PROBLEM DESCRIPTION: Will you quote all of the entries, word for word?

Extracted data entries:
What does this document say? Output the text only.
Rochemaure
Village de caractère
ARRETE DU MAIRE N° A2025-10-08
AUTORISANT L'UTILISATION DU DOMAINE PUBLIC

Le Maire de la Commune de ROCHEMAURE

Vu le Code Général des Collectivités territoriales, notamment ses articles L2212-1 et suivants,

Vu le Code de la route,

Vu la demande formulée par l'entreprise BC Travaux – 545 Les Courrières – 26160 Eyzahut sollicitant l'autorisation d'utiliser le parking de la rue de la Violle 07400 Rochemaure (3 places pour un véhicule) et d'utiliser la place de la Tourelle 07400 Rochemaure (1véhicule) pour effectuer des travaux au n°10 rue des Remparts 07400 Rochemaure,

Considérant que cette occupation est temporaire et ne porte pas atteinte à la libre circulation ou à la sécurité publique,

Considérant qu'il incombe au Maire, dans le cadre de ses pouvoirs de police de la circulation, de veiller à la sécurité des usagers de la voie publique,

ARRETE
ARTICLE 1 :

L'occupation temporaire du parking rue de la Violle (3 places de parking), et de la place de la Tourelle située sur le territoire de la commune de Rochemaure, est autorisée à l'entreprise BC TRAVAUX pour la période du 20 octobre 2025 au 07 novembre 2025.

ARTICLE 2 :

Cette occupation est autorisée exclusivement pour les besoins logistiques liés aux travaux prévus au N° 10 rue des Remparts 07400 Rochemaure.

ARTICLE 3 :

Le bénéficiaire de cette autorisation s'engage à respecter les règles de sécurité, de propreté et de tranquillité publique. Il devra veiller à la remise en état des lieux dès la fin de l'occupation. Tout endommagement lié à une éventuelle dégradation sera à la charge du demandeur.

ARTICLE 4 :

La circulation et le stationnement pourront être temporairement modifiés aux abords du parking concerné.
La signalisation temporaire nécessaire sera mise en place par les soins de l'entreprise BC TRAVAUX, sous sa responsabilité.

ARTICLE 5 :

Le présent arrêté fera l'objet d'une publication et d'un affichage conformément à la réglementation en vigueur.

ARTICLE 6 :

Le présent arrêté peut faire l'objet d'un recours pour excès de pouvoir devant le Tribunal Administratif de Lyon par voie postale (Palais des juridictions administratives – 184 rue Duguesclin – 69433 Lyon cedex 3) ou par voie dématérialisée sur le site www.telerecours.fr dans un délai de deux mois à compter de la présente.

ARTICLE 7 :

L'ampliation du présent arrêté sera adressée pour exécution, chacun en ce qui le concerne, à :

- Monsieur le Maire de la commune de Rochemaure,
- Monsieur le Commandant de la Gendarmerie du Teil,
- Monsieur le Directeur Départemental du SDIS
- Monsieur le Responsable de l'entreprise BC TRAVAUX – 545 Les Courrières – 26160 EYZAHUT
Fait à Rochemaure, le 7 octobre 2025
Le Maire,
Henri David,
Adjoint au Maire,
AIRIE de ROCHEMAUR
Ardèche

TASK RESPONSE:
What does this document say? Output the text only.
Rochemaure
Village de caractère
ARRETE DU MAIRE N° A2025-10-08
AUTORISANT L'UTILISATION DU DOMAINE PUBLIC

Le Maire de la Commune de ROCHEMAURE

Vu le Code Général des Collectivités territoriales, notamment ses articles L2212-1 et suivants,

Vu le Code de la route,

Vu la demande formulée par l'entreprise BC Travaux – 545 Les Courrières – 26160 Eyzahut sollicitant l'autorisation d'utiliser le parking de la rue de la Violle 07400 Rochemaure (3 places pour un véhicule) et d'utiliser la place de la Tourelle 07400 Rochemaure (1véhicule) pour effectuer des travaux au n°10 rue des Remparts 07400 Rochemaure,

Considérant que cette occupation est temporaire et ne porte pas atteinte à la libre circulation ou à la sécurité publique,

Considérant qu'il incombe au Maire, dans le cadre de ses pouvoirs de police de la circulation, de veiller à la sécurité des usagers de la voie publique,

ARRETE
ARTICLE 1 :

L'occupation temporaire du parking rue de la Violle (3 places de parking), et de la place de la Tourelle située sur le territoire de la commune de Rochemaure, est autorisée à l'entreprise BC TRAVAUX pour la période du 20 octobre 2025 au 07 novembre 2025.

ARTICLE 2 :

Cette occupation est autorisée exclusivement pour les besoins logistiques liés aux travaux prévus au N° 10 rue des Remparts 07400 Rochemaure.

ARTICLE 3 :

Le bénéficiaire de cette autorisation s'engage à respecter les règles de sécurité, de propreté et de tranquillité publique. Il devra veiller à la remise en état des lieux dès la fin de l'occupation. Tout endommagement lié à une éventuelle dégradation sera à la charge du demandeur.

ARTICLE 4 :

La circulation et le stationnement pourront être temporairement modifiés aux abords du parking concerné.
La signalisation temporaire nécessaire sera mise en place par les soins de l'entreprise BC TRAVAUX, sous sa responsabilité.

ARTICLE 5 :

Le présent arrêté fera l'objet d'une publication et d'un affichage conformément à la réglementation en vigueur.

ARTICLE 6 :

Le présent arrêté peut faire l'objet d'un recours pour excès de pouvoir devant le Tribunal Administratif de Lyon par voie postale (Palais des juridictions administratives – 184 rue Duguesclin – 69433 Lyon cedex 3) ou par voie dématérialisée sur le site www.telerecours.fr dans un délai de deux mois à compter de la présente.

ARTICLE 7 :

L'ampliation du présent arrêté sera adressée pour exécution, chacun en ce qui le concerne, à :

- Monsieur le Maire de la commune de Rochemaure,
- Monsieur le Commandant de la Gendarmerie du Teil,
- Monsieur le Directeur Départemental du SDIS
- Monsieur le Responsable de l'entreprise BC TRAVAUX – 545 Les Courrières – 26160 EYZAHUT
Fait à Rochemaure, le 7 octobre 2025
Le Maire,
Henri David,
Adjoint au Maire,
AIRIE de ROCHEMAUR
Ardèche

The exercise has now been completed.